___ Material for this exercise

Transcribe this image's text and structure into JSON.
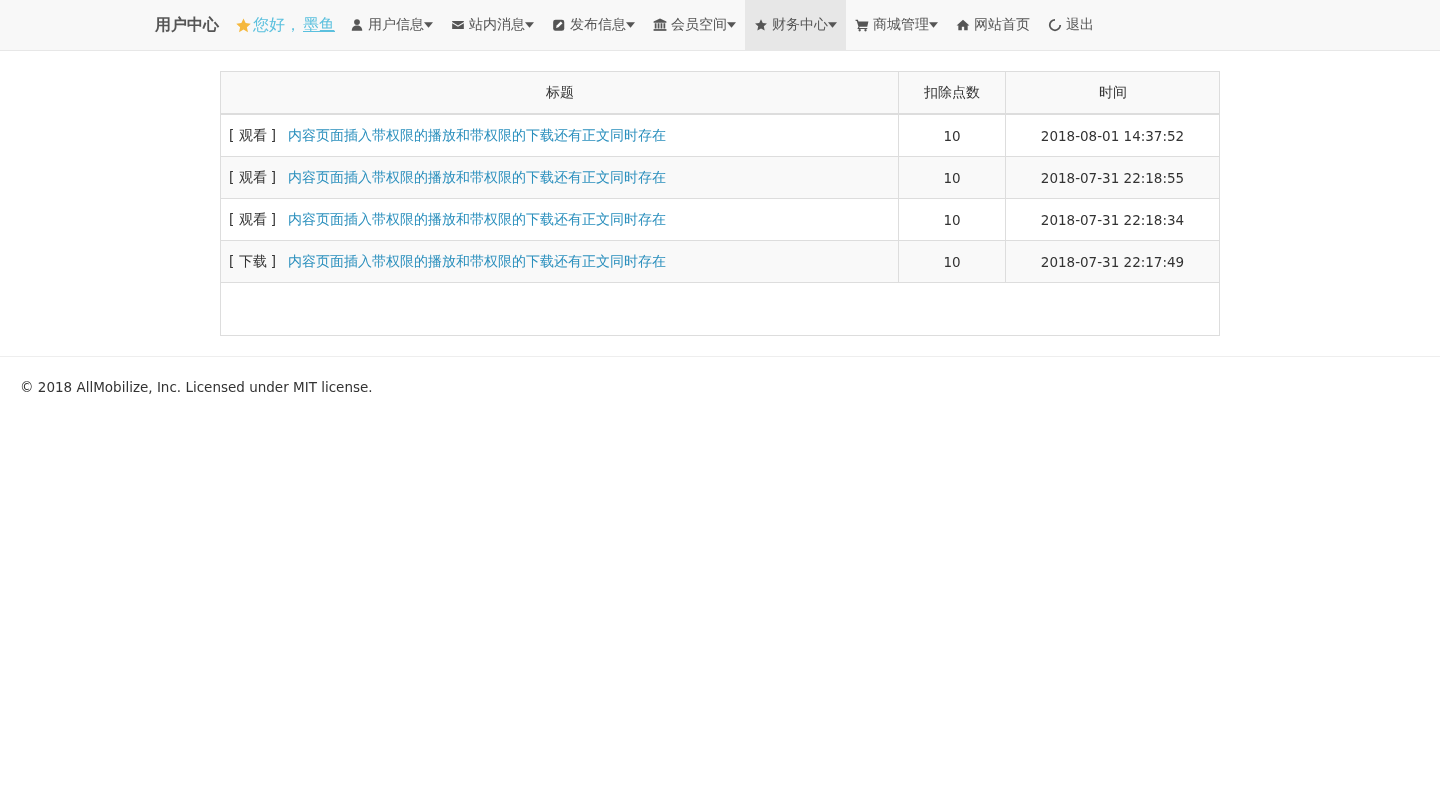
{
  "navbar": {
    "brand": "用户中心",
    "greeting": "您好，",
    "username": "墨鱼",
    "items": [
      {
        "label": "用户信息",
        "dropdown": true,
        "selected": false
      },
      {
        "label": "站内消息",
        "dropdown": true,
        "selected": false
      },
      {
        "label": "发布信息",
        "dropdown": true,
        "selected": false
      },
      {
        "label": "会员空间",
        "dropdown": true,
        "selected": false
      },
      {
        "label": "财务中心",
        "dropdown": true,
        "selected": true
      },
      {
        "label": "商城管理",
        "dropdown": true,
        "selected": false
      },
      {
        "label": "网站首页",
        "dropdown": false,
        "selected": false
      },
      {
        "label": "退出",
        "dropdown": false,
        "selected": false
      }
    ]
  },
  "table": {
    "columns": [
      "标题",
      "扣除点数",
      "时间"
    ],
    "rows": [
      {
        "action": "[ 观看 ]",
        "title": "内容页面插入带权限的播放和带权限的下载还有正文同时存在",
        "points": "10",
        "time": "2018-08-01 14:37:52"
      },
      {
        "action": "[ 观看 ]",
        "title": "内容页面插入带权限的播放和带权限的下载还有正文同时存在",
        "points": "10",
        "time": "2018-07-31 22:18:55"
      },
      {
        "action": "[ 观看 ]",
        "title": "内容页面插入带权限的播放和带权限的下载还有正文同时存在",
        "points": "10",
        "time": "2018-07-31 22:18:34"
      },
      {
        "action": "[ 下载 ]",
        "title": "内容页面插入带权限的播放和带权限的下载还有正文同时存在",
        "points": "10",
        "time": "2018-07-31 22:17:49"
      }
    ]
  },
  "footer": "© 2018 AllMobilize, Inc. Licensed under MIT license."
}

______

Problem details: Output all of the records exactly as they appear above, but not the pictures.

Full answer:
Transcribe this image's text and structure into JSON.
{
  "navbar": {
    "brand": "用户中心",
    "greeting": "您好，",
    "username": "墨鱼",
    "items": [
      {
        "label": "用户信息",
        "dropdown": true,
        "selected": false
      },
      {
        "label": "站内消息",
        "dropdown": true,
        "selected": false
      },
      {
        "label": "发布信息",
        "dropdown": true,
        "selected": false
      },
      {
        "label": "会员空间",
        "dropdown": true,
        "selected": false
      },
      {
        "label": "财务中心",
        "dropdown": true,
        "selected": true
      },
      {
        "label": "商城管理",
        "dropdown": true,
        "selected": false
      },
      {
        "label": "网站首页",
        "dropdown": false,
        "selected": false
      },
      {
        "label": "退出",
        "dropdown": false,
        "selected": false
      }
    ]
  },
  "table": {
    "columns": [
      "标题",
      "扣除点数",
      "时间"
    ],
    "rows": [
      {
        "action": "[ 观看 ]",
        "title": "内容页面插入带权限的播放和带权限的下载还有正文同时存在",
        "points": "10",
        "time": "2018-08-01 14:37:52"
      },
      {
        "action": "[ 观看 ]",
        "title": "内容页面插入带权限的播放和带权限的下载还有正文同时存在",
        "points": "10",
        "time": "2018-07-31 22:18:55"
      },
      {
        "action": "[ 观看 ]",
        "title": "内容页面插入带权限的播放和带权限的下载还有正文同时存在",
        "points": "10",
        "time": "2018-07-31 22:18:34"
      },
      {
        "action": "[ 下载 ]",
        "title": "内容页面插入带权限的播放和带权限的下载还有正文同时存在",
        "points": "10",
        "time": "2018-07-31 22:17:49"
      }
    ]
  },
  "footer": "© 2018 AllMobilize, Inc. Licensed under MIT license."
}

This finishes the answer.